▶ _Data_
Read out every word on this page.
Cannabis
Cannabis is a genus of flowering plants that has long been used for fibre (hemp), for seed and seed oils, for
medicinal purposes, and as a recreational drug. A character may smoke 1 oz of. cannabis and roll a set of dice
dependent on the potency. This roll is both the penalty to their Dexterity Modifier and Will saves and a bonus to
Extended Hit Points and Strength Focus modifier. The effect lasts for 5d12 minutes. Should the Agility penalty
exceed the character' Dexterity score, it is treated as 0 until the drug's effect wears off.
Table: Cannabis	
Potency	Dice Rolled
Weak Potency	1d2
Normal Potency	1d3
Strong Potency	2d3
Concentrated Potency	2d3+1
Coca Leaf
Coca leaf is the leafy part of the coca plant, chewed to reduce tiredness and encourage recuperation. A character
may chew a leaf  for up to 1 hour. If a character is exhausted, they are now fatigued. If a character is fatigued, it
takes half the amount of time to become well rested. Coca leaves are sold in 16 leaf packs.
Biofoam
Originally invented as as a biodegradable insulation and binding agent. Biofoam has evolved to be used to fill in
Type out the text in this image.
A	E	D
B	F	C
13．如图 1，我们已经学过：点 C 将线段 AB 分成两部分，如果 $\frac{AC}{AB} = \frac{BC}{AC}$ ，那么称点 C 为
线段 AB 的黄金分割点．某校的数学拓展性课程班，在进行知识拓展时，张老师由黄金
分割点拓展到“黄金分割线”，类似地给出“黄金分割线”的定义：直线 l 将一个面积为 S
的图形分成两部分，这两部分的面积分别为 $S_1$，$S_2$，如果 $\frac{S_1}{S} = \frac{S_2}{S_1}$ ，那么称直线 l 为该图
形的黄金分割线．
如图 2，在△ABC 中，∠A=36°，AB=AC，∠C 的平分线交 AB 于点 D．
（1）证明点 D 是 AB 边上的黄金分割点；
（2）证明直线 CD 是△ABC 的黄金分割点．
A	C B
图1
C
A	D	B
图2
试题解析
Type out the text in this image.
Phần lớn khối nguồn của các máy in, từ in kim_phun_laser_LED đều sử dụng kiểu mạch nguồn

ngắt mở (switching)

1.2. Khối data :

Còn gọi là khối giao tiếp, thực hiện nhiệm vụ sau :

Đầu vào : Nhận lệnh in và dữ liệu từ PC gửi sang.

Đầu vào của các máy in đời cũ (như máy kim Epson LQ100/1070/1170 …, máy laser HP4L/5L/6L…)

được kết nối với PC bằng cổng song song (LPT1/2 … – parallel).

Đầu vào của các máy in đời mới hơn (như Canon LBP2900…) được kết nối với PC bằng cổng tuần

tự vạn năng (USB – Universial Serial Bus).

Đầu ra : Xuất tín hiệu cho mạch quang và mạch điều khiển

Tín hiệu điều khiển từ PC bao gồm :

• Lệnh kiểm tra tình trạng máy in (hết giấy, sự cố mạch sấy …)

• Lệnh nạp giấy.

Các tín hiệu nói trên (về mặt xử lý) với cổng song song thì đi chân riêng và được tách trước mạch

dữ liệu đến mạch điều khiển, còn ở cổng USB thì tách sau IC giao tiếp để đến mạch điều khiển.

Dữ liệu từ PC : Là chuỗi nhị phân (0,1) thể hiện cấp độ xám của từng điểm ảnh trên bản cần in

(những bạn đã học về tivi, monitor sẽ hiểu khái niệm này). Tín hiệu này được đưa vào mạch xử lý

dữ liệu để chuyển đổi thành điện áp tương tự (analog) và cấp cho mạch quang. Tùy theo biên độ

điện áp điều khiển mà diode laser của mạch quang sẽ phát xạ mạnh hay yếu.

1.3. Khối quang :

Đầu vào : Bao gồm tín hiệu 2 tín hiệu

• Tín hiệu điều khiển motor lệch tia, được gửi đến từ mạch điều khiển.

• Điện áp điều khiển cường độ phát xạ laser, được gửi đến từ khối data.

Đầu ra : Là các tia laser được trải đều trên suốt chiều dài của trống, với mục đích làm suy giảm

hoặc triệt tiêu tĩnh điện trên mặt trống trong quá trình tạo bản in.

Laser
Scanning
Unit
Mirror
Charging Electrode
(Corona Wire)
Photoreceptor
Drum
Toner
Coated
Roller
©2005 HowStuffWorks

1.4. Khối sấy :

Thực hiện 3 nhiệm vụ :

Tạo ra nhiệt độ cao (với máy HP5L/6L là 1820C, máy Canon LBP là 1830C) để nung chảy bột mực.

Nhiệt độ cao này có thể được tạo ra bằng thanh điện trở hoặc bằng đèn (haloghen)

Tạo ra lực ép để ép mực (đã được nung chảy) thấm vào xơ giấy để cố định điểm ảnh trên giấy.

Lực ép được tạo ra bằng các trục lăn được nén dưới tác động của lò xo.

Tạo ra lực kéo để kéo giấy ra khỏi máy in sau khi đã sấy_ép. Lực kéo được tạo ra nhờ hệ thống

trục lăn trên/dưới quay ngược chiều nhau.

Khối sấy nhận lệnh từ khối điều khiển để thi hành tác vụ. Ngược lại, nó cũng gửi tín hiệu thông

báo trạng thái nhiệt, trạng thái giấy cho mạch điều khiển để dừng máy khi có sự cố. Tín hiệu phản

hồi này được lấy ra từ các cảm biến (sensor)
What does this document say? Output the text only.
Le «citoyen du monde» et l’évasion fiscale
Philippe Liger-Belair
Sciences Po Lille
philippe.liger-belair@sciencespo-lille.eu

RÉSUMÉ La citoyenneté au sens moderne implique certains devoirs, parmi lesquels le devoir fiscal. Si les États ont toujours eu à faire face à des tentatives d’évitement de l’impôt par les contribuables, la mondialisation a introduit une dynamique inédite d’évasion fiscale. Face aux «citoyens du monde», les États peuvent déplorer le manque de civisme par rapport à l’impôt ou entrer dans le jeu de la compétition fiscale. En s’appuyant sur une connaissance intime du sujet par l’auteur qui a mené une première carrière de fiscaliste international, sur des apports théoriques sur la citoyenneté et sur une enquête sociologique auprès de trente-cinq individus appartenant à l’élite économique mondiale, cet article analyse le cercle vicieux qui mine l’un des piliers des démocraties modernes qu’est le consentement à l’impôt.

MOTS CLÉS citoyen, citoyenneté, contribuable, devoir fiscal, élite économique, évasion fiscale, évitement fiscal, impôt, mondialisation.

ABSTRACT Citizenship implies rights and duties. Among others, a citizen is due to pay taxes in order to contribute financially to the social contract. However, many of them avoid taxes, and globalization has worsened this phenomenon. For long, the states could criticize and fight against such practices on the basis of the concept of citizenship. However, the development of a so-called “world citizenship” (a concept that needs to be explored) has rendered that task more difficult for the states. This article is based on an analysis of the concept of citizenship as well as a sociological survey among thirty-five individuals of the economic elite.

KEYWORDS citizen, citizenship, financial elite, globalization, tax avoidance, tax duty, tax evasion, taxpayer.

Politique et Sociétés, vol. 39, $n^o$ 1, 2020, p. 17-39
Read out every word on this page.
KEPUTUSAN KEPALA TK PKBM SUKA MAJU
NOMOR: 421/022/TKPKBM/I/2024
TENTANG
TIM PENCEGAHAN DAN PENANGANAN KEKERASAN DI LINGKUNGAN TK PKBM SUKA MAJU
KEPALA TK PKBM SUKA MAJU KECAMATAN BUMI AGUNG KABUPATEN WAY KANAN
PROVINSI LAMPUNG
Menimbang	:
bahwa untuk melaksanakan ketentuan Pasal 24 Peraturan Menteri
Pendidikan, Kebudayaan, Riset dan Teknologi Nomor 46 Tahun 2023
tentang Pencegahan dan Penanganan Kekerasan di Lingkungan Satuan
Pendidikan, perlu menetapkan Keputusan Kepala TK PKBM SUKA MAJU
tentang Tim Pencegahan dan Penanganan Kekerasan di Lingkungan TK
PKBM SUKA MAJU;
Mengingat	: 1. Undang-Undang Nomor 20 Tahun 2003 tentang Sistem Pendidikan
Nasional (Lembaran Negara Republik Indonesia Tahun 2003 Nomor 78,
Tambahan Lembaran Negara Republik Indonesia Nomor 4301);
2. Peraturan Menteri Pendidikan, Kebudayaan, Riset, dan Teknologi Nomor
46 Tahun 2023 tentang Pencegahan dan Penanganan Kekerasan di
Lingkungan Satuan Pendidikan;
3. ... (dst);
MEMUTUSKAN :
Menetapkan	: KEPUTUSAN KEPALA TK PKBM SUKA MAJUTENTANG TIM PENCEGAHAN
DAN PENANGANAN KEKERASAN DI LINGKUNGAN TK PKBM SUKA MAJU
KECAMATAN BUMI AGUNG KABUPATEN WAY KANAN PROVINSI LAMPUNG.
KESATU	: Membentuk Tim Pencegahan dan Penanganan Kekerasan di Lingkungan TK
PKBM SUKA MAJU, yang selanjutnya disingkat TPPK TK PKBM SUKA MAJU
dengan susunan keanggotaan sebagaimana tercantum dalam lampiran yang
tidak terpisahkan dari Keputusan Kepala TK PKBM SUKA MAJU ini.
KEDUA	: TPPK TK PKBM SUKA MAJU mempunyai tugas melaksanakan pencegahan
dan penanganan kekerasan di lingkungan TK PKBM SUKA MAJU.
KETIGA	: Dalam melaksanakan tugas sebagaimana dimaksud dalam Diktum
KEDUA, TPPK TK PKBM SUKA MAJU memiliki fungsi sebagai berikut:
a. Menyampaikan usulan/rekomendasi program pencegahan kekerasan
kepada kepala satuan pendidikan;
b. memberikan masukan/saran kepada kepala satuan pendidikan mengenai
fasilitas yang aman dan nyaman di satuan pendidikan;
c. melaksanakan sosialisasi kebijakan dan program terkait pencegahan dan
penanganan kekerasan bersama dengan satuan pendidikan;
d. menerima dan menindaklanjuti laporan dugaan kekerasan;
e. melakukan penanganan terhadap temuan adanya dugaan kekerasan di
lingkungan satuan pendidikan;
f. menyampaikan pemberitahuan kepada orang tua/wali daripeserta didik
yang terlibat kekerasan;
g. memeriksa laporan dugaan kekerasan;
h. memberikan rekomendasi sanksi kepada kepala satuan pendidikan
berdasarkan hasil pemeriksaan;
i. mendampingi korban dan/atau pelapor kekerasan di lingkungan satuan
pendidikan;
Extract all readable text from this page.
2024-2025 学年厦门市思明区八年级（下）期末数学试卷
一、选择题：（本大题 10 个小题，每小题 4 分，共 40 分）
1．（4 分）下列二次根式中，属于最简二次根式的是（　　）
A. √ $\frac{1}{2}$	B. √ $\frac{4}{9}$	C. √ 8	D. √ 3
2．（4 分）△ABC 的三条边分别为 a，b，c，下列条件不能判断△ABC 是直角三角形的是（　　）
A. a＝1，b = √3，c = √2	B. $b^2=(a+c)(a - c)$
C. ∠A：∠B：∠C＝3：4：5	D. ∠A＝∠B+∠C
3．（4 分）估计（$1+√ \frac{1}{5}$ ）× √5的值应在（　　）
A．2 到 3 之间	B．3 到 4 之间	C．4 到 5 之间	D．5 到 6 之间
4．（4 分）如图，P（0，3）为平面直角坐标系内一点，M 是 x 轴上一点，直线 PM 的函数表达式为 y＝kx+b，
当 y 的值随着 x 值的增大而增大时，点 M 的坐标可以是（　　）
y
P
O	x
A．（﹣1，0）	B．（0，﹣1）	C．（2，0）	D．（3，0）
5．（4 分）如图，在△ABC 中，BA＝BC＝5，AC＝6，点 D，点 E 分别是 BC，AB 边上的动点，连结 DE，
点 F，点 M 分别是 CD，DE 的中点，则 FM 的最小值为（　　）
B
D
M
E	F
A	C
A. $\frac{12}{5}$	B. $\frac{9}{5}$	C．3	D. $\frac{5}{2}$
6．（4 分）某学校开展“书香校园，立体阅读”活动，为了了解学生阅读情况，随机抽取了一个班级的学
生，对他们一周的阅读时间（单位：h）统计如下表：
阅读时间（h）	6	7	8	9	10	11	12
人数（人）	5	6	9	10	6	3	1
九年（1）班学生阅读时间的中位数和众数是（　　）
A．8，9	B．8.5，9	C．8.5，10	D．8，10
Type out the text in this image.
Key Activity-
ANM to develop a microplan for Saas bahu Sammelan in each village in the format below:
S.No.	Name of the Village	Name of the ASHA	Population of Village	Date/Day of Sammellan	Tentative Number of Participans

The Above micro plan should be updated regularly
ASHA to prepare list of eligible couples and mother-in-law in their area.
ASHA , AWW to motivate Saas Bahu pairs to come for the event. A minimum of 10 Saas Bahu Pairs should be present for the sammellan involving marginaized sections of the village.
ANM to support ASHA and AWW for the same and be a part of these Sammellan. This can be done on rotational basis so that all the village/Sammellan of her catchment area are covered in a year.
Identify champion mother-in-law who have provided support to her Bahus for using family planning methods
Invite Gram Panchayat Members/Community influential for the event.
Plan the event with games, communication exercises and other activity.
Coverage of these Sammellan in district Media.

▶ _Exercise description_
Pick out the lines above that hold the string "quang" and show them.

▶ _Result for this task_
Đầu ra : Xuất tín hiệu cho mạch quang và mạch điều khiển
dữ liệu để chuyển đổi thành điện áp tương tự (analog) và cấp cho mạch quang. Tùy theo biên độ
điện áp điều khiển mà diode laser của mạch quang sẽ phát xạ mạnh hay yếu.
1.3. Khối quang :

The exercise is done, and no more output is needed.